◆ What is being asked ◆
Review the material line by line. Identify and copy every line that contains the string "name".

◆ Given records ◆
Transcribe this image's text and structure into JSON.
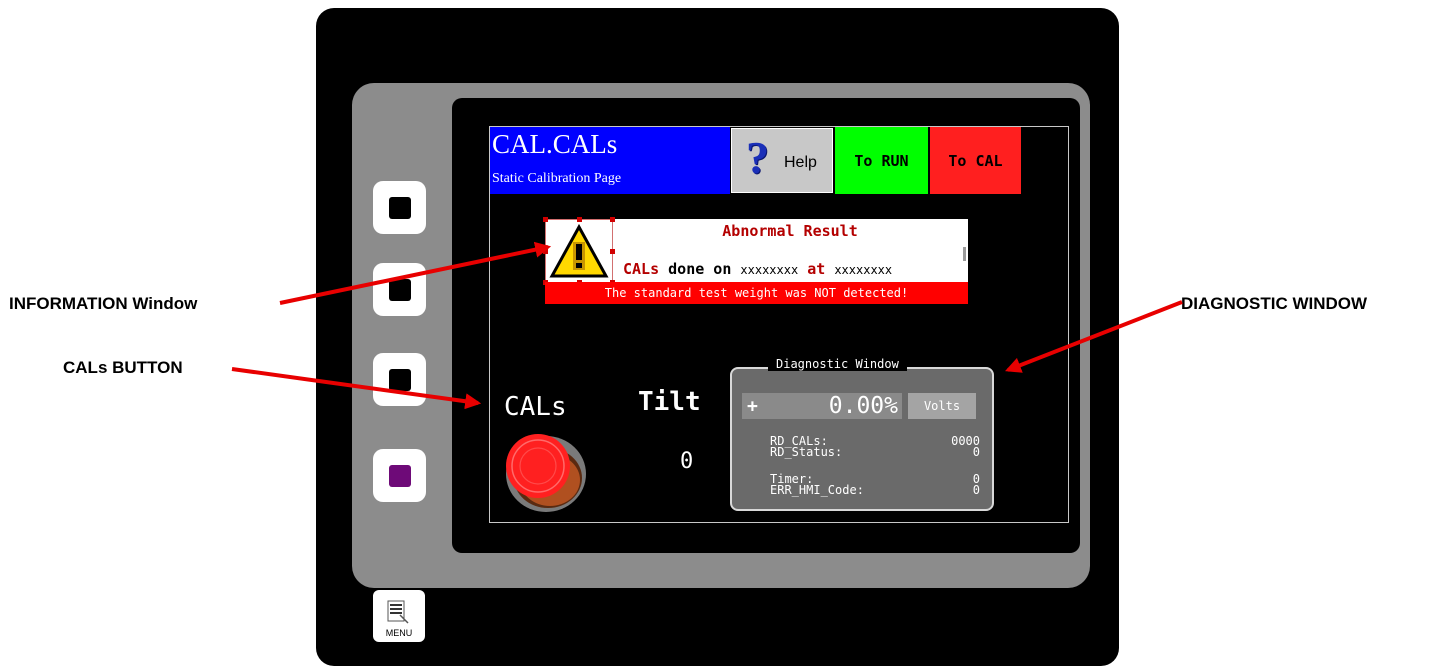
{
  "header": {
    "title": "CAL.CALs",
    "subtitle": "Static Calibration Page",
    "help_label": "Help",
    "to_run_label": "To RUN",
    "to_cal_label": "To CAL"
  },
  "info_window": {
    "title": "Abnormal Result",
    "line_prefix": "CALs",
    "line_mid": "done on",
    "date_placeholder": "xxxxxxxx",
    "line_at": "at",
    "time_placeholder": "xxxxxxxx",
    "banner": "The standard test weight was NOT detected!",
    "icon": "warning-icon"
  },
  "cals": {
    "label": "CALs",
    "button_icon": "red-push-button-icon"
  },
  "tilt": {
    "label": "Tilt",
    "value": "0"
  },
  "diagnostic": {
    "title": "Diagnostic Window",
    "sign": "+",
    "value": "0.00%",
    "unit": "Volts",
    "rows": [
      {
        "label": "RD_CALs:",
        "value": "0000"
      },
      {
        "label": "RD_Status:",
        "value": "0"
      },
      {
        "label": "Timer:",
        "value": "0"
      },
      {
        "label": "ERR_HMI_Code:",
        "value": "0"
      }
    ]
  },
  "device": {
    "menu_label": "MENU",
    "menu_icon": "menu-document-icon"
  },
  "annotations": {
    "information": "INFORMATION Window",
    "cals_button": "CALs BUTTON",
    "diagnostic": "DIAGNOSTIC WINDOW"
  },
  "colors": {
    "title_bg": "#0000ff",
    "run_bg": "#00ff00",
    "cal_bg": "#ff1f1f",
    "alert_red": "#ff0000",
    "arrow_red": "#e80000"
  }
}
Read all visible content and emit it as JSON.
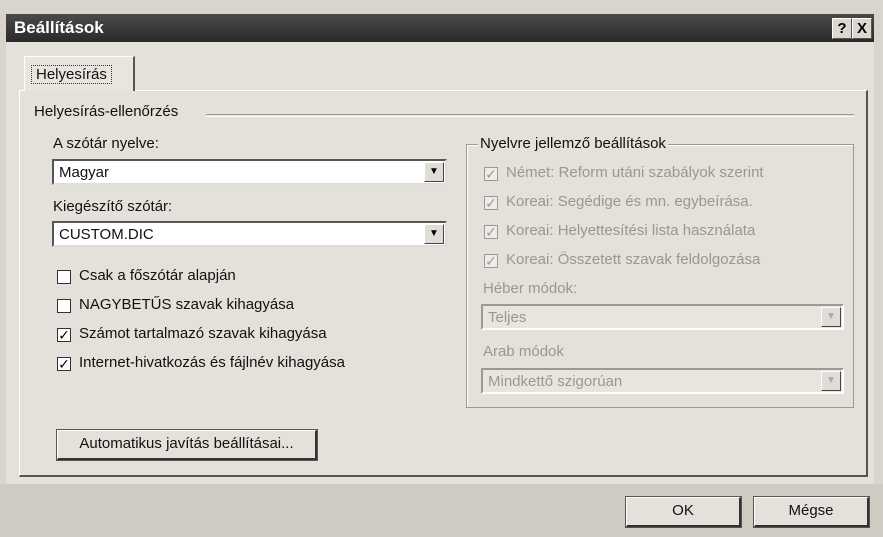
{
  "window": {
    "title": "Beállítások",
    "help_btn": "?",
    "close_btn": "X"
  },
  "tabs": [
    {
      "label": "Helyesírás",
      "selected": true
    }
  ],
  "group": {
    "title": "Helyesírás-ellenőrzés"
  },
  "dictionary_language": {
    "label": "A szótár nyelve:",
    "value": "Magyar"
  },
  "custom_dictionary": {
    "label": "Kiegészítő szótár:",
    "value": "CUSTOM.DIC"
  },
  "options": [
    {
      "label": "Csak a főszótár alapján",
      "checked": false
    },
    {
      "label": "NAGYBETŰS szavak kihagyása",
      "checked": false
    },
    {
      "label": "Számot tartalmazó szavak kihagyása",
      "checked": true
    },
    {
      "label": "Internet-hivatkozás és fájlnév kihagyása",
      "checked": true
    }
  ],
  "autocorrect_button": "Automatikus javítás beállításai...",
  "language_settings": {
    "title": "Nyelvre jellemző beállítások",
    "items": [
      {
        "label": "Német: Reform utáni szabályok szerint",
        "checked": true
      },
      {
        "label": "Koreai: Segédige és mn. egybeírása.",
        "checked": true
      },
      {
        "label": "Koreai: Helyettesítési lista használata",
        "checked": true
      },
      {
        "label": "Koreai: Összetett szavak feldolgozása",
        "checked": true
      }
    ],
    "hebrew": {
      "label": "Héber módok:",
      "value": "Teljes"
    },
    "arabic": {
      "label": "Arab módok",
      "value": "Mindkettő szigorúan"
    }
  },
  "ok_button": "OK",
  "cancel_button": "Mégse"
}
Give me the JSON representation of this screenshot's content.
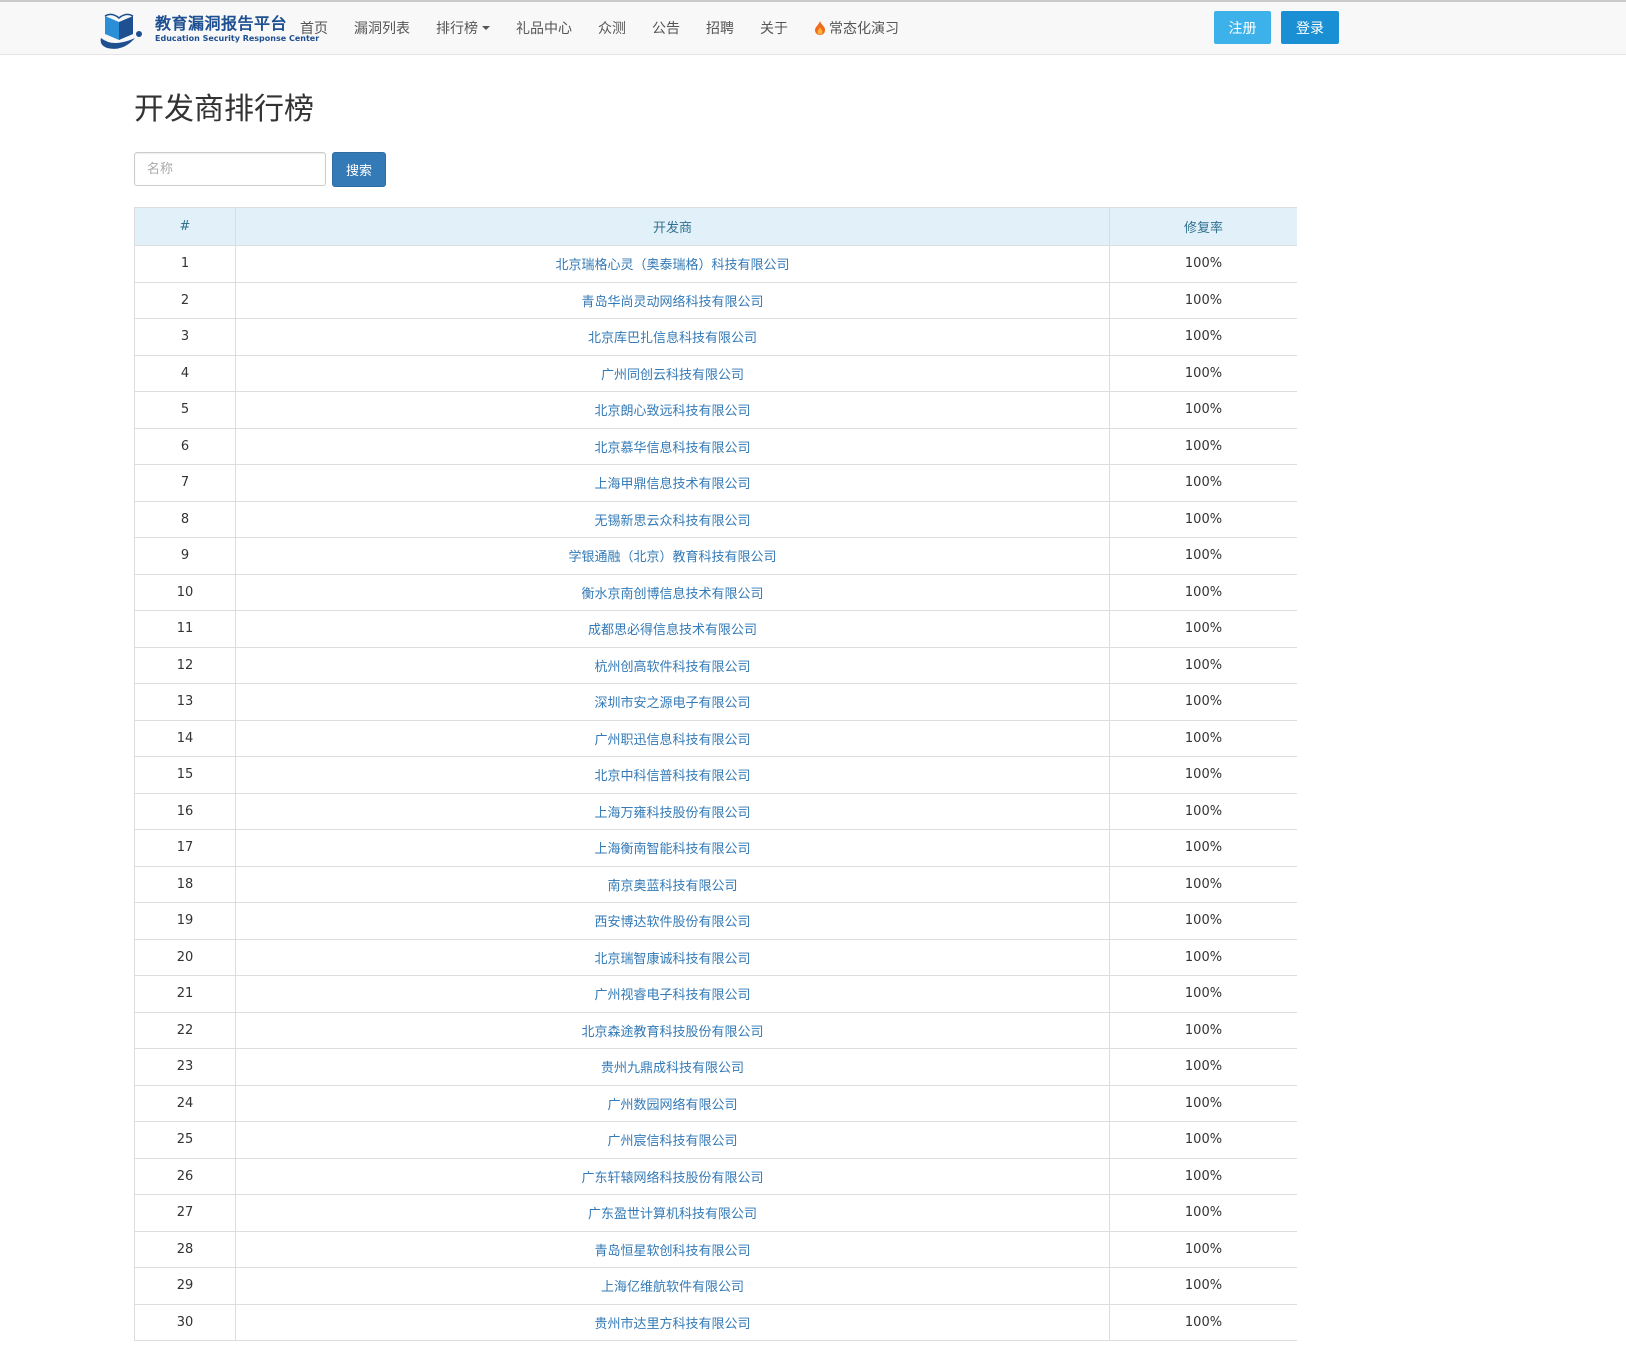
{
  "brand": {
    "title": "教育漏洞报告平台",
    "subtitle": "Education Security Response Center"
  },
  "nav": {
    "items": [
      {
        "label": "首页",
        "name": "nav-home"
      },
      {
        "label": "漏洞列表",
        "name": "nav-vuln-list"
      },
      {
        "label": "排行榜",
        "name": "nav-ranking",
        "dropdown": true
      },
      {
        "label": "礼品中心",
        "name": "nav-gifts"
      },
      {
        "label": "众测",
        "name": "nav-crowdtest"
      },
      {
        "label": "公告",
        "name": "nav-announcements"
      },
      {
        "label": "招聘",
        "name": "nav-jobs"
      },
      {
        "label": "关于",
        "name": "nav-about"
      },
      {
        "label": "常态化演习",
        "name": "nav-drill",
        "icon": "flame-icon"
      }
    ],
    "register_label": "注册",
    "login_label": "登录"
  },
  "page": {
    "title": "开发商排行榜"
  },
  "search": {
    "placeholder": "名称",
    "button_label": "搜索"
  },
  "table": {
    "headers": [
      "#",
      "开发商",
      "修复率"
    ],
    "rows": [
      {
        "rank": "1",
        "developer": "北京瑞格心灵（奥泰瑞格）科技有限公司",
        "rate": "100%"
      },
      {
        "rank": "2",
        "developer": "青岛华尚灵动网络科技有限公司",
        "rate": "100%"
      },
      {
        "rank": "3",
        "developer": "北京库巴扎信息科技有限公司",
        "rate": "100%"
      },
      {
        "rank": "4",
        "developer": "广州同创云科技有限公司",
        "rate": "100%"
      },
      {
        "rank": "5",
        "developer": "北京朗心致远科技有限公司",
        "rate": "100%"
      },
      {
        "rank": "6",
        "developer": "北京慕华信息科技有限公司",
        "rate": "100%"
      },
      {
        "rank": "7",
        "developer": "上海甲鼎信息技术有限公司",
        "rate": "100%"
      },
      {
        "rank": "8",
        "developer": "无锡新思云众科技有限公司",
        "rate": "100%"
      },
      {
        "rank": "9",
        "developer": "学银通融（北京）教育科技有限公司",
        "rate": "100%"
      },
      {
        "rank": "10",
        "developer": "衡水京南创博信息技术有限公司",
        "rate": "100%"
      },
      {
        "rank": "11",
        "developer": "成都思必得信息技术有限公司",
        "rate": "100%"
      },
      {
        "rank": "12",
        "developer": "杭州创高软件科技有限公司",
        "rate": "100%"
      },
      {
        "rank": "13",
        "developer": "深圳市安之源电子有限公司",
        "rate": "100%"
      },
      {
        "rank": "14",
        "developer": "广州职迅信息科技有限公司",
        "rate": "100%"
      },
      {
        "rank": "15",
        "developer": "北京中科信普科技有限公司",
        "rate": "100%"
      },
      {
        "rank": "16",
        "developer": "上海万雍科技股份有限公司",
        "rate": "100%"
      },
      {
        "rank": "17",
        "developer": "上海衡南智能科技有限公司",
        "rate": "100%"
      },
      {
        "rank": "18",
        "developer": "南京奥蓝科技有限公司",
        "rate": "100%"
      },
      {
        "rank": "19",
        "developer": "西安博达软件股份有限公司",
        "rate": "100%"
      },
      {
        "rank": "20",
        "developer": "北京瑞智康诚科技有限公司",
        "rate": "100%"
      },
      {
        "rank": "21",
        "developer": "广州视睿电子科技有限公司",
        "rate": "100%"
      },
      {
        "rank": "22",
        "developer": "北京森途教育科技股份有限公司",
        "rate": "100%"
      },
      {
        "rank": "23",
        "developer": "贵州九鼎成科技有限公司",
        "rate": "100%"
      },
      {
        "rank": "24",
        "developer": "广州数园网络有限公司",
        "rate": "100%"
      },
      {
        "rank": "25",
        "developer": "广州宸信科技有限公司",
        "rate": "100%"
      },
      {
        "rank": "26",
        "developer": "广东轩辕网络科技股份有限公司",
        "rate": "100%"
      },
      {
        "rank": "27",
        "developer": "广东盈世计算机科技有限公司",
        "rate": "100%"
      },
      {
        "rank": "28",
        "developer": "青岛恒星软创科技有限公司",
        "rate": "100%"
      },
      {
        "rank": "29",
        "developer": "上海亿维航软件有限公司",
        "rate": "100%"
      },
      {
        "rank": "30",
        "developer": "贵州市达里方科技有限公司",
        "rate": "100%"
      }
    ]
  },
  "colors": {
    "link": "#337ab7",
    "header_bg": "#e2f1f9",
    "header_text": "#31708f",
    "register_bg": "#3db2ea",
    "login_bg": "#1a8fd3",
    "search_btn_bg": "#337ab7"
  }
}
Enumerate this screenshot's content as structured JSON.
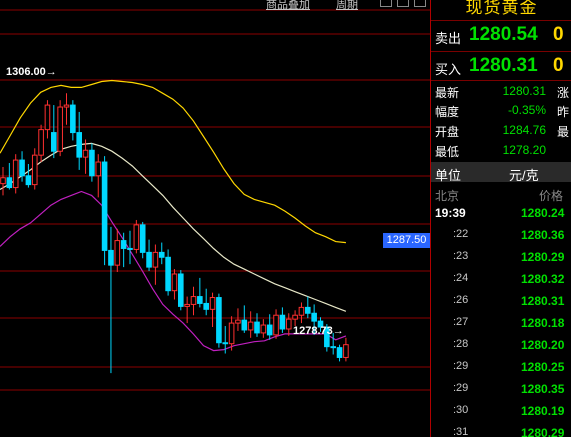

◆ Expected answer ◆
        "name": "nav-home"
        "name": "nav-vuln-list"
        "name": "nav-ranking",
        "name": "nav-gifts"
        "name": "nav-crowdtest"
        "name": "nav-announcements"
        "name": "nav-jobs"
        "name": "nav-about"
        "name": "nav-drill",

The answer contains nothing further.